◆ Objective: Repeat the listing in full, word for word.

◆ Rows:
»»

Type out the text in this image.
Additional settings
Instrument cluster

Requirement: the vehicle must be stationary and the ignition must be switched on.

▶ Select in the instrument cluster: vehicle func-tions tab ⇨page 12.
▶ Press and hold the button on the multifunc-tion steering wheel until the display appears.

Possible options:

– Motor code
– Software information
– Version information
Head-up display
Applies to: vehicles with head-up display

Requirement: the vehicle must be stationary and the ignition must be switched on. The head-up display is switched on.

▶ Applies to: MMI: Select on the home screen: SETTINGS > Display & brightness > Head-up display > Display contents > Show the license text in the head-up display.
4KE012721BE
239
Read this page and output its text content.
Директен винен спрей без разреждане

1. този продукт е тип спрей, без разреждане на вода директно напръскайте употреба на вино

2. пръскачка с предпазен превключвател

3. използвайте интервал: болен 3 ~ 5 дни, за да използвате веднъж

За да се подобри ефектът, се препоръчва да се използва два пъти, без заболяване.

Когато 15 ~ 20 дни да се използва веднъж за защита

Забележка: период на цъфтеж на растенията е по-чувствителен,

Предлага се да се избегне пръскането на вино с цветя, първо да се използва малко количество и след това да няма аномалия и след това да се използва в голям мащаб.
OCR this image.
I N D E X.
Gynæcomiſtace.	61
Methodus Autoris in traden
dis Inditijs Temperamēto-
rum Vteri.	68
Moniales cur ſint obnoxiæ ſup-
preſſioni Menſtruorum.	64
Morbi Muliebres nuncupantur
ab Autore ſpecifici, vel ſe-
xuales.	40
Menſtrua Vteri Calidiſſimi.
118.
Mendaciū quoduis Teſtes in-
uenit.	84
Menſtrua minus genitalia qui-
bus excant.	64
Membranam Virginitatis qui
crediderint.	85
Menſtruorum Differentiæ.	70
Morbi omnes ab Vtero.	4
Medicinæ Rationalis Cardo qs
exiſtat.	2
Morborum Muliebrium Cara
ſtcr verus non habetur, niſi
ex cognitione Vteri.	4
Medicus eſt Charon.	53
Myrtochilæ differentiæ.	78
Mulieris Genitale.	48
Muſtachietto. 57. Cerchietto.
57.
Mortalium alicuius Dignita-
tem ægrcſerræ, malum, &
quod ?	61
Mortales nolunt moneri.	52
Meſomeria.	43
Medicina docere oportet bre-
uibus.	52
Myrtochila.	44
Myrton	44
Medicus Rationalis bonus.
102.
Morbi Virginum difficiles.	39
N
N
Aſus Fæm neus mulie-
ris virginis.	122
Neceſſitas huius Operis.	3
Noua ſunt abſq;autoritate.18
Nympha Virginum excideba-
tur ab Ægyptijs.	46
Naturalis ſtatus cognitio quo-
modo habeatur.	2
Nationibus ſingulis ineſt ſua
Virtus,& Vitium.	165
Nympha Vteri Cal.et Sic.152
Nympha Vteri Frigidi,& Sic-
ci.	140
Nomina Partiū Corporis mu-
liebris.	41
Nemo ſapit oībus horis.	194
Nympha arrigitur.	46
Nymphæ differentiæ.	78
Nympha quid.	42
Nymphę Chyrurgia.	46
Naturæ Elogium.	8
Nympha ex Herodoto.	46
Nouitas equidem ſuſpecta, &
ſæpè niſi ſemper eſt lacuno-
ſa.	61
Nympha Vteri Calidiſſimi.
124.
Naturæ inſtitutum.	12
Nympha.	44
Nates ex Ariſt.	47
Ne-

««

◆ Solved exercise:
Type out the text in this image.
Additional settings
Instrument cluster

Requirement: the vehicle must be stationary and the ignition must be switched on.

▶ Select in the instrument cluster: vehicle func-tions tab ⇨page 12.
▶ Press and hold the button on the multifunc-tion steering wheel until the display appears.

Possible options:

– Motor code
– Software information
– Version information
Head-up display
Applies to: vehicles with head-up display

Requirement: the vehicle must be stationary and the ignition must be switched on. The head-up display is switched on.

▶ Applies to: MMI: Select on the home screen: SETTINGS > Display & brightness > Head-up display > Display contents > Show the license text in the head-up display.
4KE012721BE
239
Read this page and output its text content.
Директен винен спрей без разреждане

1. този продукт е тип спрей, без разреждане на вода директно напръскайте употреба на вино

2. пръскачка с предпазен превключвател

3. използвайте интервал: болен 3 ~ 5 дни, за да използвате веднъж

За да се подобри ефектът, се препоръчва да се използва два пъти, без заболяване.

Когато 15 ~ 20 дни да се използва веднъж за защита

Забележка: период на цъфтеж на растенията е по-чувствителен,

Предлага се да се избегне пръскането на вино с цветя, първо да се използва малко количество и след това да няма аномалия и след това да се използва в голям мащаб.
OCR this image.
I N D E X.
Gynæcomiſtace.	61
Methodus Autoris in traden
dis Inditijs Temperamēto-
rum Vteri.	68
Moniales cur ſint obnoxiæ ſup-
preſſioni Menſtruorum.	64
Morbi Muliebres nuncupantur
ab Autore ſpecifici, vel ſe-
xuales.	40
Menſtrua Vteri Calidiſſimi.
118.
Mendaciū quoduis Teſtes in-
uenit.	84
Menſtrua minus genitalia qui-
bus excant.	64
Membranam Virginitatis qui
crediderint.	85
Menſtruorum Differentiæ.	70
Morbi omnes ab Vtero.	4
Medicinæ Rationalis Cardo qs
exiſtat.	2
Morborum Muliebrium Cara
ſtcr verus non habetur, niſi
ex cognitione Vteri.	4
Medicus eſt Charon.	53
Myrtochilæ differentiæ.	78
Mulieris Genitale.	48
Muſtachietto. 57. Cerchietto.
57.
Mortalium alicuius Dignita-
tem ægrcſerræ, malum, &
quod ?	61
Mortales nolunt moneri.	52
Meſomeria.	43
Medicina docere oportet bre-
uibus.	52
Myrtochila.	44
Myrton	44
Medicus Rationalis bonus.
102.
Morbi Virginum difficiles.	39
N
N
Aſus Fæm neus mulie-
ris virginis.	122
Neceſſitas huius Operis.	3
Noua ſunt abſq;autoritate.18
Nympha Virginum excideba-
tur ab Ægyptijs.	46
Naturalis ſtatus cognitio quo-
modo habeatur.	2
Nationibus ſingulis ineſt ſua
Virtus,& Vitium.	165
Nympha Vteri Cal.et Sic.152
Nympha Vteri Frigidi,& Sic-
ci.	140
Nomina Partiū Corporis mu-
liebris.	41
Nemo ſapit oībus horis.	194
Nympha arrigitur.	46
Nymphæ differentiæ.	78
Nympha quid.	42
Nymphę Chyrurgia.	46
Naturæ Elogium.	8
Nympha ex Herodoto.	46
Nouitas equidem ſuſpecta, &
ſæpè niſi ſemper eſt lacuno-
ſa.	61
Nympha Vteri Calidiſſimi.
124.
Naturæ inſtitutum.	12
Nympha.	44
Nates ex Ariſt.	47
Ne-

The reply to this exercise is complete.